§ Aim: Copy the entries below verbatim, reproducing every line without any change.

§ Material for the task:
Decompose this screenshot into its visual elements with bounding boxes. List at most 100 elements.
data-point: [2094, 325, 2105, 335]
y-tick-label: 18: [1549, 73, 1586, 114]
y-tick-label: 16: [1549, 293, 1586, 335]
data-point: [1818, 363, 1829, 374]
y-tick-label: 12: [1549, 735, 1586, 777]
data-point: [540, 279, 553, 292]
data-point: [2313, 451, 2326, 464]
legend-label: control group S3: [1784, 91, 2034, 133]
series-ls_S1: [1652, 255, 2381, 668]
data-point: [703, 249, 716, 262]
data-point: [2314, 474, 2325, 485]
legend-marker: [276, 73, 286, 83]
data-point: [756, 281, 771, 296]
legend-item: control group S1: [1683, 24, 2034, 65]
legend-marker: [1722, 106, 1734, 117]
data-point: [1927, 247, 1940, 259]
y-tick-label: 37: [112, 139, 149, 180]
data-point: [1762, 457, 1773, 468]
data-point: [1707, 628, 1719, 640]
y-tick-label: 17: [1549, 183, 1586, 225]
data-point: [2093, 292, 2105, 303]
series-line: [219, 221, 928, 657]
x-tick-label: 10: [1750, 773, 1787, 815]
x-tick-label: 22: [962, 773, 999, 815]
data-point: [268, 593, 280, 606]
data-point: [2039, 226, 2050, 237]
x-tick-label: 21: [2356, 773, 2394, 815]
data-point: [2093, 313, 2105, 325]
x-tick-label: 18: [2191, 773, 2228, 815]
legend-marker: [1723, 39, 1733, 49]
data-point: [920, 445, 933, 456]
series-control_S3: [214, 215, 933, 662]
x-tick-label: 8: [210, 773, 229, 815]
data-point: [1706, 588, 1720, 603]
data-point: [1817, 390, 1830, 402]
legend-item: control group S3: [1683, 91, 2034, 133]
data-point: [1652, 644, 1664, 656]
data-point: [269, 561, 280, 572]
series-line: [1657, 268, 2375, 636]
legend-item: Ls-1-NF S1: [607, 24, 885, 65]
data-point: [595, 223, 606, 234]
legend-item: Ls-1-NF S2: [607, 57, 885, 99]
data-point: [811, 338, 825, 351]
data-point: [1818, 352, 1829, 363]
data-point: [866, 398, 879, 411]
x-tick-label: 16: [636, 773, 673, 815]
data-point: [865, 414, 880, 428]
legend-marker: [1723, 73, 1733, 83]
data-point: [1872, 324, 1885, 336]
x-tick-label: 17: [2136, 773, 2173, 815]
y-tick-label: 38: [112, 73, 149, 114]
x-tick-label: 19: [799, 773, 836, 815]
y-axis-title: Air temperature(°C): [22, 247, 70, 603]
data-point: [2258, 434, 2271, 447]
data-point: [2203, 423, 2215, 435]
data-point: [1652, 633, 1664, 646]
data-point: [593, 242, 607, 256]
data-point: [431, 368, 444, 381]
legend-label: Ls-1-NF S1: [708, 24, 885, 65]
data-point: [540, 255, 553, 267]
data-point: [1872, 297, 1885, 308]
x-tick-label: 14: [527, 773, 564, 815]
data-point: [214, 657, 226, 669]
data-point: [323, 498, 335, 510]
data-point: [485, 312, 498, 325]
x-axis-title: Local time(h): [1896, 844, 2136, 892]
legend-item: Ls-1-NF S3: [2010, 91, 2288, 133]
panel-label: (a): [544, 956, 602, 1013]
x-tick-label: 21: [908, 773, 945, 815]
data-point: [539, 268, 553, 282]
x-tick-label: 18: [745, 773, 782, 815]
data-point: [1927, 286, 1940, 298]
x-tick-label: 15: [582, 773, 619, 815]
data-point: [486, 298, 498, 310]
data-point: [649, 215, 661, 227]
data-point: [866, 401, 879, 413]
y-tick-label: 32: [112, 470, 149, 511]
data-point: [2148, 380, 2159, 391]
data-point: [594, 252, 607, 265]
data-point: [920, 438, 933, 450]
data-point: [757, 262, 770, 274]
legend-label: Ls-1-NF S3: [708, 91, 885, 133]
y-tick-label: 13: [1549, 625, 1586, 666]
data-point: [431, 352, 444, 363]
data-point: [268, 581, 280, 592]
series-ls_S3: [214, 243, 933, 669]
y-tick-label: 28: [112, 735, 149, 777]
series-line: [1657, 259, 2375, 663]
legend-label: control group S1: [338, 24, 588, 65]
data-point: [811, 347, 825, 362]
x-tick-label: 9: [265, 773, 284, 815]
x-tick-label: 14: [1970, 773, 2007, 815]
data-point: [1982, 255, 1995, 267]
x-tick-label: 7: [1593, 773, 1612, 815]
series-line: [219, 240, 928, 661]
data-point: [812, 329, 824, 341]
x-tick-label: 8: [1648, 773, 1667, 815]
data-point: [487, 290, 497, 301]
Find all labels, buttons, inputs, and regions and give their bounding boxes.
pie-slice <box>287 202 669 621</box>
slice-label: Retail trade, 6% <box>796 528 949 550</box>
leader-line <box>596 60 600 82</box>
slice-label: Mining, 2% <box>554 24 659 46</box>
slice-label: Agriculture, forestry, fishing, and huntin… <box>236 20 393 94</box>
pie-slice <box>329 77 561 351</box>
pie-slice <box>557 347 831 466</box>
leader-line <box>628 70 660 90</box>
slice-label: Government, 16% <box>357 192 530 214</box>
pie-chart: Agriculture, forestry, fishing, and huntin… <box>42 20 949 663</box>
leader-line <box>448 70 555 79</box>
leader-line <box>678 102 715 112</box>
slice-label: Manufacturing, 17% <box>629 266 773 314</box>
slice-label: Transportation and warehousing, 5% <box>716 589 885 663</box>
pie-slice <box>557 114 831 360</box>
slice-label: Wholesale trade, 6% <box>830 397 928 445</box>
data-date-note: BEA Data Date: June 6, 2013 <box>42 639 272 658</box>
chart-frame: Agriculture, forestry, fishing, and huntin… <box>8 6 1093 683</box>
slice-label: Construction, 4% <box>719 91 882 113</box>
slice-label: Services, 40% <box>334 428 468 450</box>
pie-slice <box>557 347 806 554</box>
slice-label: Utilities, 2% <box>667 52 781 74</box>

§ Worked answer:
Decompose this screenshot into its visual elements with bounding boxes. List at most 100 elements.
data-point: [2094, 325, 2105, 335]
y-tick-label: 18: [1549, 73, 1586, 114]
y-tick-label: 16: [1549, 293, 1586, 335]
data-point: [1818, 363, 1829, 374]
y-tick-label: 12: [1549, 735, 1586, 777]
data-point: [540, 279, 553, 292]
data-point: [2313, 451, 2326, 464]
legend-label: control group S3: [1784, 91, 2034, 133]
series-ls_S1: [1652, 255, 2381, 668]
data-point: [703, 249, 716, 262]
data-point: [2314, 474, 2325, 485]
legend-marker: [276, 73, 286, 83]
data-point: [756, 281, 771, 296]
legend-item: control group S1: [1683, 24, 2034, 65]
legend-marker: [1722, 106, 1734, 117]
data-point: [1927, 247, 1940, 259]
y-tick-label: 37: [112, 139, 149, 180]
data-point: [1762, 457, 1773, 468]
data-point: [1707, 628, 1719, 640]
y-tick-label: 17: [1549, 183, 1586, 225]
data-point: [2093, 292, 2105, 303]
series-line: [219, 221, 928, 657]
x-tick-label: 10: [1750, 773, 1787, 815]
x-tick-label: 22: [962, 773, 999, 815]
data-point: [268, 593, 280, 606]
data-point: [2039, 226, 2050, 237]
x-tick-label: 21: [2356, 773, 2394, 815]
data-point: [2093, 313, 2105, 325]
x-tick-label: 18: [2191, 773, 2228, 815]
legend-marker: [1723, 39, 1733, 49]
data-point: [920, 445, 933, 456]
series-control_S3: [214, 215, 933, 662]
x-tick-label: 8: [210, 773, 229, 815]
data-point: [1706, 588, 1720, 603]
data-point: [1817, 390, 1830, 402]
legend-item: control group S3: [1683, 91, 2034, 133]
data-point: [1652, 644, 1664, 656]
data-point: [269, 561, 280, 572]
series-line: [1657, 268, 2375, 636]
legend-item: Ls-1-NF S1: [607, 24, 885, 65]
data-point: [595, 223, 606, 234]
legend-item: Ls-1-NF S2: [607, 57, 885, 99]
data-point: [811, 338, 825, 351]
data-point: [1818, 352, 1829, 363]
data-point: [866, 398, 879, 411]
x-tick-label: 16: [636, 773, 673, 815]
data-point: [865, 414, 880, 428]
legend-marker: [1723, 73, 1733, 83]
data-point: [1872, 324, 1885, 336]
x-tick-label: 17: [2136, 773, 2173, 815]
y-tick-label: 38: [112, 73, 149, 114]
x-tick-label: 19: [799, 773, 836, 815]
y-axis-title: Air temperature(°C): [22, 247, 70, 603]
data-point: [2258, 434, 2271, 447]
data-point: [2203, 423, 2215, 435]
data-point: [1652, 633, 1664, 646]
data-point: [593, 242, 607, 256]
data-point: [431, 368, 444, 381]
legend-label: Ls-1-NF S1: [708, 24, 885, 65]
data-point: [540, 255, 553, 267]
data-point: [1872, 297, 1885, 308]
x-tick-label: 14: [527, 773, 564, 815]
data-point: [214, 657, 226, 669]
data-point: [323, 498, 335, 510]
data-point: [485, 312, 498, 325]
x-axis-title: Local time(h): [1896, 844, 2136, 892]
legend-item: Ls-1-NF S3: [2010, 91, 2288, 133]
panel-label: (a): [544, 956, 602, 1013]
x-tick-label: 21: [908, 773, 945, 815]
data-point: [539, 268, 553, 282]
x-tick-label: 18: [745, 773, 782, 815]
data-point: [1927, 286, 1940, 298]
x-tick-label: 15: [582, 773, 619, 815]
data-point: [486, 298, 498, 310]
data-point: [649, 215, 661, 227]
data-point: [866, 401, 879, 413]
y-tick-label: 32: [112, 470, 149, 511]
data-point: [2148, 380, 2159, 391]
data-point: [594, 252, 607, 265]
data-point: [920, 438, 933, 450]
data-point: [757, 262, 770, 274]
legend-label: Ls-1-NF S3: [708, 91, 885, 133]
y-tick-label: 13: [1549, 625, 1586, 666]
data-point: [431, 352, 444, 363]
data-point: [268, 581, 280, 592]
series-ls_S3: [214, 243, 933, 669]
y-tick-label: 28: [112, 735, 149, 777]
series-line: [1657, 259, 2375, 663]
legend-label: control group S1: [338, 24, 588, 65]
data-point: [811, 347, 825, 362]
x-tick-label: 9: [265, 773, 284, 815]
x-tick-label: 14: [1970, 773, 2007, 815]
data-point: [1982, 255, 1995, 267]
x-tick-label: 7: [1593, 773, 1612, 815]
series-line: [219, 240, 928, 661]
data-point: [812, 329, 824, 341]
x-tick-label: 8: [1648, 773, 1667, 815]
data-point: [487, 290, 497, 301]
Find all labels, buttons, inputs, and regions and give their bounding boxes.
pie-slice <box>287 202 669 621</box>
slice-label: Retail trade, 6% <box>796 528 949 550</box>
leader-line <box>596 60 600 82</box>
slice-label: Mining, 2% <box>554 24 659 46</box>
slice-label: Agriculture, forestry, fishing, and huntin… <box>236 20 393 94</box>
pie-slice <box>329 77 561 351</box>
pie-slice <box>557 347 831 466</box>
leader-line <box>628 70 660 90</box>
slice-label: Government, 16% <box>357 192 530 214</box>
pie-chart: Agriculture, forestry, fishing, and huntin… <box>42 20 949 663</box>
leader-line <box>448 70 555 79</box>
leader-line <box>678 102 715 112</box>
slice-label: Manufacturing, 17% <box>629 266 773 314</box>
slice-label: Transportation and warehousing, 5% <box>716 589 885 663</box>
pie-slice <box>557 114 831 360</box>
slice-label: Wholesale trade, 6% <box>830 397 928 445</box>
data-date-note: BEA Data Date: June 6, 2013 <box>42 639 272 658</box>
chart-frame: Agriculture, forestry, fishing, and huntin… <box>8 6 1093 683</box>
slice-label: Construction, 4% <box>719 91 882 113</box>
slice-label: Services, 40% <box>334 428 468 450</box>
pie-slice <box>557 347 806 554</box>
slice-label: Utilities, 2% <box>667 52 781 74</box>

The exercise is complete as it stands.